◆ Exercise details
Go through the listing and write out all of it exactly.
── Listed records ──
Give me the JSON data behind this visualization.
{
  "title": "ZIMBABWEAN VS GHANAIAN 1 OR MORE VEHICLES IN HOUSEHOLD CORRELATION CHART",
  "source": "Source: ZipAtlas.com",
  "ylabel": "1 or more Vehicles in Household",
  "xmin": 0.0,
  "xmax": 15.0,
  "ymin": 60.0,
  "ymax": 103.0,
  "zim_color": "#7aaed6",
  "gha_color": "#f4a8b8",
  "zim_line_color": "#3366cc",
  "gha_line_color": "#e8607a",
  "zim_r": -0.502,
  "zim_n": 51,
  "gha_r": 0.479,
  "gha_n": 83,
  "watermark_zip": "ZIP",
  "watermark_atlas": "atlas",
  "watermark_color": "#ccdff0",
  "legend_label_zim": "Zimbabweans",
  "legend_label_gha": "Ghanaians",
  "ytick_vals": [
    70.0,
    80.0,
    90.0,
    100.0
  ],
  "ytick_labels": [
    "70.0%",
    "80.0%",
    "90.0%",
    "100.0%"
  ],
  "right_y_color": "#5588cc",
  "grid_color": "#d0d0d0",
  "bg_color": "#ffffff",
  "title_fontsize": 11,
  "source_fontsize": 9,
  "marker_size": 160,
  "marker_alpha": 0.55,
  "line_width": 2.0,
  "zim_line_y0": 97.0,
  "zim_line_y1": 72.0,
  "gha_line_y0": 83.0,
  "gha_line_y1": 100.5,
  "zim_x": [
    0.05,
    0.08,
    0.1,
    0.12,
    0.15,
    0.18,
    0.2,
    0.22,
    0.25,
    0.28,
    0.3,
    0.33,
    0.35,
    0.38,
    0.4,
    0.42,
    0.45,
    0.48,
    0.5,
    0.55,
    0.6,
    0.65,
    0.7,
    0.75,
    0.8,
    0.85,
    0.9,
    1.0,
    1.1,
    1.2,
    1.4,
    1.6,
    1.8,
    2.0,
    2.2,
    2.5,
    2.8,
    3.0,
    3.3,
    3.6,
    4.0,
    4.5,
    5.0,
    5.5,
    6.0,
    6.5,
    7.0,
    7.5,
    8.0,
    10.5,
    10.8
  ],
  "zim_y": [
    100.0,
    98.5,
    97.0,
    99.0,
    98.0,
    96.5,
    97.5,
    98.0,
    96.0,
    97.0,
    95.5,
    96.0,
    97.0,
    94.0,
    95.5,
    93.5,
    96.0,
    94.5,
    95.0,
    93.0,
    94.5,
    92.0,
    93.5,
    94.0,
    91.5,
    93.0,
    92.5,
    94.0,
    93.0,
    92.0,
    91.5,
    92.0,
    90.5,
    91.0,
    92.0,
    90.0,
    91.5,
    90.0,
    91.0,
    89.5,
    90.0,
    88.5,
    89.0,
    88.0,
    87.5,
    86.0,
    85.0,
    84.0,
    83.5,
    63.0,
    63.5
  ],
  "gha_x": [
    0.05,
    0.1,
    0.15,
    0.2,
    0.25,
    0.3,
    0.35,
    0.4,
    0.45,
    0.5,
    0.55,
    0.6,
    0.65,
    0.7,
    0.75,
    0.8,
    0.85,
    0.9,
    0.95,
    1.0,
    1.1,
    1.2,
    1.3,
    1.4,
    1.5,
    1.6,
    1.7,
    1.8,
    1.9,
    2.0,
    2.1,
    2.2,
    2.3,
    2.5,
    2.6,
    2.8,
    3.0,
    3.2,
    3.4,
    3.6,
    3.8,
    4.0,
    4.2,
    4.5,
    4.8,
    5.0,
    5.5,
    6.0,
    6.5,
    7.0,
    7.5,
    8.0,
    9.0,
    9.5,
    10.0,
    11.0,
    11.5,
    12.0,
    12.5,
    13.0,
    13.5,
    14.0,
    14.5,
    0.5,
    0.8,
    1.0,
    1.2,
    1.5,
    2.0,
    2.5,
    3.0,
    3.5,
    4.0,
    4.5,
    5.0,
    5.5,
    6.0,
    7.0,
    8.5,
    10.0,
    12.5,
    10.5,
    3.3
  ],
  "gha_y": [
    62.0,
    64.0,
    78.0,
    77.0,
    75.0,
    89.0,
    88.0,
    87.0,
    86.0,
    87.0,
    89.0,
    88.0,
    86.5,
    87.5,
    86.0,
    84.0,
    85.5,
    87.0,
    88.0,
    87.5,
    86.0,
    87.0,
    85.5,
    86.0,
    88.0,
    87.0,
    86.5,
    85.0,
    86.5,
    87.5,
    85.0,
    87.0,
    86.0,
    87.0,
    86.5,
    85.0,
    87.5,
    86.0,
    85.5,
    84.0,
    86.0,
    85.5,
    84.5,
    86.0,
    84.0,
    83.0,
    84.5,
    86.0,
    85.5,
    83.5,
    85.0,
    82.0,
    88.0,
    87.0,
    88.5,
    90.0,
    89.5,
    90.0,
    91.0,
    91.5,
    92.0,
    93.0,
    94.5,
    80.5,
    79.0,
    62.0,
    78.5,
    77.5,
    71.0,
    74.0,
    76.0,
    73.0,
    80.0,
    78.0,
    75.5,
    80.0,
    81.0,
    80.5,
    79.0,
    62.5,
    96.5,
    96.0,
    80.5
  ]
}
───
◆ Exercise solution
Give me the JSON data behind this visualization.
{
  "title": "ZIMBABWEAN VS GHANAIAN 1 OR MORE VEHICLES IN HOUSEHOLD CORRELATION CHART",
  "source": "Source: ZipAtlas.com",
  "ylabel": "1 or more Vehicles in Household",
  "xmin": 0.0,
  "xmax": 15.0,
  "ymin": 60.0,
  "ymax": 103.0,
  "zim_color": "#7aaed6",
  "gha_color": "#f4a8b8",
  "zim_line_color": "#3366cc",
  "gha_line_color": "#e8607a",
  "zim_r": -0.502,
  "zim_n": 51,
  "gha_r": 0.479,
  "gha_n": 83,
  "watermark_zip": "ZIP",
  "watermark_atlas": "atlas",
  "watermark_color": "#ccdff0",
  "legend_label_zim": "Zimbabweans",
  "legend_label_gha": "Ghanaians",
  "ytick_vals": [
    70.0,
    80.0,
    90.0,
    100.0
  ],
  "ytick_labels": [
    "70.0%",
    "80.0%",
    "90.0%",
    "100.0%"
  ],
  "right_y_color": "#5588cc",
  "grid_color": "#d0d0d0",
  "bg_color": "#ffffff",
  "title_fontsize": 11,
  "source_fontsize": 9,
  "marker_size": 160,
  "marker_alpha": 0.55,
  "line_width": 2.0,
  "zim_line_y0": 97.0,
  "zim_line_y1": 72.0,
  "gha_line_y0": 83.0,
  "gha_line_y1": 100.5,
  "zim_x": [
    0.05,
    0.08,
    0.1,
    0.12,
    0.15,
    0.18,
    0.2,
    0.22,
    0.25,
    0.28,
    0.3,
    0.33,
    0.35,
    0.38,
    0.4,
    0.42,
    0.45,
    0.48,
    0.5,
    0.55,
    0.6,
    0.65,
    0.7,
    0.75,
    0.8,
    0.85,
    0.9,
    1.0,
    1.1,
    1.2,
    1.4,
    1.6,
    1.8,
    2.0,
    2.2,
    2.5,
    2.8,
    3.0,
    3.3,
    3.6,
    4.0,
    4.5,
    5.0,
    5.5,
    6.0,
    6.5,
    7.0,
    7.5,
    8.0,
    10.5,
    10.8
  ],
  "zim_y": [
    100.0,
    98.5,
    97.0,
    99.0,
    98.0,
    96.5,
    97.5,
    98.0,
    96.0,
    97.0,
    95.5,
    96.0,
    97.0,
    94.0,
    95.5,
    93.5,
    96.0,
    94.5,
    95.0,
    93.0,
    94.5,
    92.0,
    93.5,
    94.0,
    91.5,
    93.0,
    92.5,
    94.0,
    93.0,
    92.0,
    91.5,
    92.0,
    90.5,
    91.0,
    92.0,
    90.0,
    91.5,
    90.0,
    91.0,
    89.5,
    90.0,
    88.5,
    89.0,
    88.0,
    87.5,
    86.0,
    85.0,
    84.0,
    83.5,
    63.0,
    63.5
  ],
  "gha_x": [
    0.05,
    0.1,
    0.15,
    0.2,
    0.25,
    0.3,
    0.35,
    0.4,
    0.45,
    0.5,
    0.55,
    0.6,
    0.65,
    0.7,
    0.75,
    0.8,
    0.85,
    0.9,
    0.95,
    1.0,
    1.1,
    1.2,
    1.3,
    1.4,
    1.5,
    1.6,
    1.7,
    1.8,
    1.9,
    2.0,
    2.1,
    2.2,
    2.3,
    2.5,
    2.6,
    2.8,
    3.0,
    3.2,
    3.4,
    3.6,
    3.8,
    4.0,
    4.2,
    4.5,
    4.8,
    5.0,
    5.5,
    6.0,
    6.5,
    7.0,
    7.5,
    8.0,
    9.0,
    9.5,
    10.0,
    11.0,
    11.5,
    12.0,
    12.5,
    13.0,
    13.5,
    14.0,
    14.5,
    0.5,
    0.8,
    1.0,
    1.2,
    1.5,
    2.0,
    2.5,
    3.0,
    3.5,
    4.0,
    4.5,
    5.0,
    5.5,
    6.0,
    7.0,
    8.5,
    10.0,
    12.5,
    10.5,
    3.3
  ],
  "gha_y": [
    62.0,
    64.0,
    78.0,
    77.0,
    75.0,
    89.0,
    88.0,
    87.0,
    86.0,
    87.0,
    89.0,
    88.0,
    86.5,
    87.5,
    86.0,
    84.0,
    85.5,
    87.0,
    88.0,
    87.5,
    86.0,
    87.0,
    85.5,
    86.0,
    88.0,
    87.0,
    86.5,
    85.0,
    86.5,
    87.5,
    85.0,
    87.0,
    86.0,
    87.0,
    86.5,
    85.0,
    87.5,
    86.0,
    85.5,
    84.0,
    86.0,
    85.5,
    84.5,
    86.0,
    84.0,
    83.0,
    84.5,
    86.0,
    85.5,
    83.5,
    85.0,
    82.0,
    88.0,
    87.0,
    88.5,
    90.0,
    89.5,
    90.0,
    91.0,
    91.5,
    92.0,
    93.0,
    94.5,
    80.5,
    79.0,
    62.0,
    78.5,
    77.5,
    71.0,
    74.0,
    76.0,
    73.0,
    80.0,
    78.0,
    75.5,
    80.0,
    81.0,
    80.5,
    79.0,
    62.5,
    96.5,
    96.0,
    80.5
  ]
}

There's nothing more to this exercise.